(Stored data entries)
▬▬▬▬▬▬

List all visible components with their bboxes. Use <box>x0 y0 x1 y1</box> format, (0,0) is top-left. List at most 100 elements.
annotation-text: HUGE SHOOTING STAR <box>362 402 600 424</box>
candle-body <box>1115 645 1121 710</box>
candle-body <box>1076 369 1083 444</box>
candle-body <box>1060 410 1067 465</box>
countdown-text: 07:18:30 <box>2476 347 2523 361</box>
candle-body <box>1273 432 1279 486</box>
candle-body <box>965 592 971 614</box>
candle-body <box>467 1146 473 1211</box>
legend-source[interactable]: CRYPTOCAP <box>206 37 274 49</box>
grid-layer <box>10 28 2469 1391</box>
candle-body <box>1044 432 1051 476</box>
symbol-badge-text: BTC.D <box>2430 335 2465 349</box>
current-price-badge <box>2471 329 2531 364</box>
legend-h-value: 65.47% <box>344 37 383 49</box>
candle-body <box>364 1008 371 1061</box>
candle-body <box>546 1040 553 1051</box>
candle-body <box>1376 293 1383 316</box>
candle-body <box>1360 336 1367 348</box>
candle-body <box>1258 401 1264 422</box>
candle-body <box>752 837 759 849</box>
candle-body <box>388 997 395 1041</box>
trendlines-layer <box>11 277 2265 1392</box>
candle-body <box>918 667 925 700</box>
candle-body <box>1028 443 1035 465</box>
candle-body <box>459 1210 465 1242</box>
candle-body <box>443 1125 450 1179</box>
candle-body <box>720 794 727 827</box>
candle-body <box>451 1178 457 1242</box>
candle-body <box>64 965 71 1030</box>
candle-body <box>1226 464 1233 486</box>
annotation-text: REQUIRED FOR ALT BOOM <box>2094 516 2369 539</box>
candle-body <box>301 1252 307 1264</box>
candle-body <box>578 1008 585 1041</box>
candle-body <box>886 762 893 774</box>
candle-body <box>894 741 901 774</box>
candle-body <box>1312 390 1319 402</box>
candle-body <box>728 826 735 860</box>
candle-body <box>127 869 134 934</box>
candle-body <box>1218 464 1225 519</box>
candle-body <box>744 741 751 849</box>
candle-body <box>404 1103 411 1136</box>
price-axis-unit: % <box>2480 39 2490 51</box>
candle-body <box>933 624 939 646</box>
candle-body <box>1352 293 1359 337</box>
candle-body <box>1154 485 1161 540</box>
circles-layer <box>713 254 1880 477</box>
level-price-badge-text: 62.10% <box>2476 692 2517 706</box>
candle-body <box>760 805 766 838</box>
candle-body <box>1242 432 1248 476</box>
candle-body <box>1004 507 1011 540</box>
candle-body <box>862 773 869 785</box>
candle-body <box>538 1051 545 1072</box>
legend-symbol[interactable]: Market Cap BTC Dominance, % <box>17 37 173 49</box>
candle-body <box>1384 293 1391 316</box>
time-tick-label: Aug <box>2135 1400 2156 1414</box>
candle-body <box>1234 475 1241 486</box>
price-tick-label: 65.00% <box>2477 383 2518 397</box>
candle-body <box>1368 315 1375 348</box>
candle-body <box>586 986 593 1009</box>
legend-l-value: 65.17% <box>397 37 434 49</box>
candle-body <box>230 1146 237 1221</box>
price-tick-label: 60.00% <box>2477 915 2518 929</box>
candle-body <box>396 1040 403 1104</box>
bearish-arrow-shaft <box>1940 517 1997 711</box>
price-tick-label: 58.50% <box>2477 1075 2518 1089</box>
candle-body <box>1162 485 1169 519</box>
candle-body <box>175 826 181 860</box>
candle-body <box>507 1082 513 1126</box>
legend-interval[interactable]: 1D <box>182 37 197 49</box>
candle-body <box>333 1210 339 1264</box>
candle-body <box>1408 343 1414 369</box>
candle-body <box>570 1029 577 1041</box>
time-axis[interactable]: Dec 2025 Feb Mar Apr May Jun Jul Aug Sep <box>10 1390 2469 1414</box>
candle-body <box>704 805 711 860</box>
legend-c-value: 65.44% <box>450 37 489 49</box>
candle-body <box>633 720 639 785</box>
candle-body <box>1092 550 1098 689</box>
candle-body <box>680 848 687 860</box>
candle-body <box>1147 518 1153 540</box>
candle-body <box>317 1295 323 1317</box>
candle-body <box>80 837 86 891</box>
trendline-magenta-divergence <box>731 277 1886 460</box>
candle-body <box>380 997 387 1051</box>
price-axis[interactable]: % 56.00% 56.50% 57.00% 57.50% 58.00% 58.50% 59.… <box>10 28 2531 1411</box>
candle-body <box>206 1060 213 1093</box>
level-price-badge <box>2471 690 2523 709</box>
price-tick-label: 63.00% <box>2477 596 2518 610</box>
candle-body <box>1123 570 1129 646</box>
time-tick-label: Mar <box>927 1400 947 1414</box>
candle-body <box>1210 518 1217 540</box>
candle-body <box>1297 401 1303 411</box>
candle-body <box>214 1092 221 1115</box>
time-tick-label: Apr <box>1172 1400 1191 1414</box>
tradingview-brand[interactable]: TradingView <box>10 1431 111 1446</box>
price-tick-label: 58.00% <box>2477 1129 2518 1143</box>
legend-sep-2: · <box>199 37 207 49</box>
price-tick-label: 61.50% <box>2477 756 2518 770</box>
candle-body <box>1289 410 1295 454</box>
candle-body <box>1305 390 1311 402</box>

▬▬▬▬▬▬

## EXERCISE GOAL
Return every line of the stored data entries above verbatim, with nothing altered, added, or left out.

## THE RESULT
List all visible components with their bboxes. Use <box>x0 y0 x1 y1</box> format, (0,0) is top-left. List at most 100 elements.
annotation-text: HUGE SHOOTING STAR <box>362 402 600 424</box>
candle-body <box>1115 645 1121 710</box>
candle-body <box>1076 369 1083 444</box>
candle-body <box>1060 410 1067 465</box>
countdown-text: 07:18:30 <box>2476 347 2523 361</box>
candle-body <box>1273 432 1279 486</box>
candle-body <box>965 592 971 614</box>
candle-body <box>467 1146 473 1211</box>
legend-source[interactable]: CRYPTOCAP <box>206 37 274 49</box>
grid-layer <box>10 28 2469 1391</box>
candle-body <box>1044 432 1051 476</box>
symbol-badge-text: BTC.D <box>2430 335 2465 349</box>
current-price-badge <box>2471 329 2531 364</box>
legend-h-value: 65.47% <box>344 37 383 49</box>
candle-body <box>364 1008 371 1061</box>
candle-body <box>546 1040 553 1051</box>
candle-body <box>1376 293 1383 316</box>
candle-body <box>1360 336 1367 348</box>
candle-body <box>1258 401 1264 422</box>
candle-body <box>752 837 759 849</box>
candle-body <box>388 997 395 1041</box>
trendlines-layer <box>11 277 2265 1392</box>
candle-body <box>918 667 925 700</box>
candle-body <box>1028 443 1035 465</box>
candle-body <box>459 1210 465 1242</box>
candle-body <box>443 1125 450 1179</box>
candle-body <box>720 794 727 827</box>
candle-body <box>451 1178 457 1242</box>
candle-body <box>64 965 71 1030</box>
candle-body <box>1226 464 1233 486</box>
annotation-text: REQUIRED FOR ALT BOOM <box>2094 516 2369 539</box>
candle-body <box>301 1252 307 1264</box>
candle-body <box>578 1008 585 1041</box>
candle-body <box>886 762 893 774</box>
candle-body <box>894 741 901 774</box>
candle-body <box>1312 390 1319 402</box>
candle-body <box>728 826 735 860</box>
candle-body <box>127 869 134 934</box>
candle-body <box>1218 464 1225 519</box>
candle-body <box>744 741 751 849</box>
candle-body <box>404 1103 411 1136</box>
price-axis-unit: % <box>2480 39 2490 51</box>
candle-body <box>933 624 939 646</box>
candle-body <box>1352 293 1359 337</box>
candle-body <box>1154 485 1161 540</box>
circles-layer <box>713 254 1880 477</box>
level-price-badge-text: 62.10% <box>2476 692 2517 706</box>
candle-body <box>760 805 766 838</box>
candle-body <box>1242 432 1248 476</box>
candle-body <box>1004 507 1011 540</box>
candle-body <box>862 773 869 785</box>
candle-body <box>538 1051 545 1072</box>
legend-symbol[interactable]: Market Cap BTC Dominance, % <box>17 37 173 49</box>
candle-body <box>1384 293 1391 316</box>
time-tick-label: Aug <box>2135 1400 2156 1414</box>
candle-body <box>1234 475 1241 486</box>
price-tick-label: 65.00% <box>2477 383 2518 397</box>
candle-body <box>1368 315 1375 348</box>
candle-body <box>586 986 593 1009</box>
legend-l-value: 65.17% <box>397 37 434 49</box>
candle-body <box>230 1146 237 1221</box>
price-tick-label: 60.00% <box>2477 915 2518 929</box>
candle-body <box>396 1040 403 1104</box>
bearish-arrow-shaft <box>1940 517 1997 711</box>
price-tick-label: 58.50% <box>2477 1075 2518 1089</box>
candle-body <box>1162 485 1169 519</box>
candle-body <box>175 826 181 860</box>
candle-body <box>507 1082 513 1126</box>
legend-interval[interactable]: 1D <box>182 37 197 49</box>
candle-body <box>333 1210 339 1264</box>
candle-body <box>1408 343 1414 369</box>
candle-body <box>570 1029 577 1041</box>
time-axis[interactable]: Dec 2025 Feb Mar Apr May Jun Jul Aug Sep <box>10 1390 2469 1414</box>
candle-body <box>704 805 711 860</box>
legend-c-value: 65.44% <box>450 37 489 49</box>
candle-body <box>633 720 639 785</box>
candle-body <box>1092 550 1098 689</box>
candle-body <box>680 848 687 860</box>
candle-body <box>1147 518 1153 540</box>
candle-body <box>317 1295 323 1317</box>
candle-body <box>80 837 86 891</box>
trendline-magenta-divergence <box>731 277 1886 460</box>
candle-body <box>380 997 387 1051</box>
price-axis[interactable]: % 56.00% 56.50% 57.00% 57.50% 58.00% 58.50% 59.… <box>10 28 2531 1411</box>
candle-body <box>206 1060 213 1093</box>
level-price-badge <box>2471 690 2523 709</box>
price-tick-label: 63.00% <box>2477 596 2518 610</box>
candle-body <box>1123 570 1129 646</box>
time-tick-label: Mar <box>927 1400 947 1414</box>
candle-body <box>1210 518 1217 540</box>
candle-body <box>1297 401 1303 411</box>
candle-body <box>214 1092 221 1115</box>
time-tick-label: Apr <box>1172 1400 1191 1414</box>
tradingview-brand[interactable]: TradingView <box>10 1431 111 1446</box>
price-tick-label: 58.00% <box>2477 1129 2518 1143</box>
legend-sep-2: · <box>199 37 207 49</box>
price-tick-label: 61.50% <box>2477 756 2518 770</box>
candle-body <box>1289 410 1295 454</box>
candle-body <box>1305 390 1311 402</box>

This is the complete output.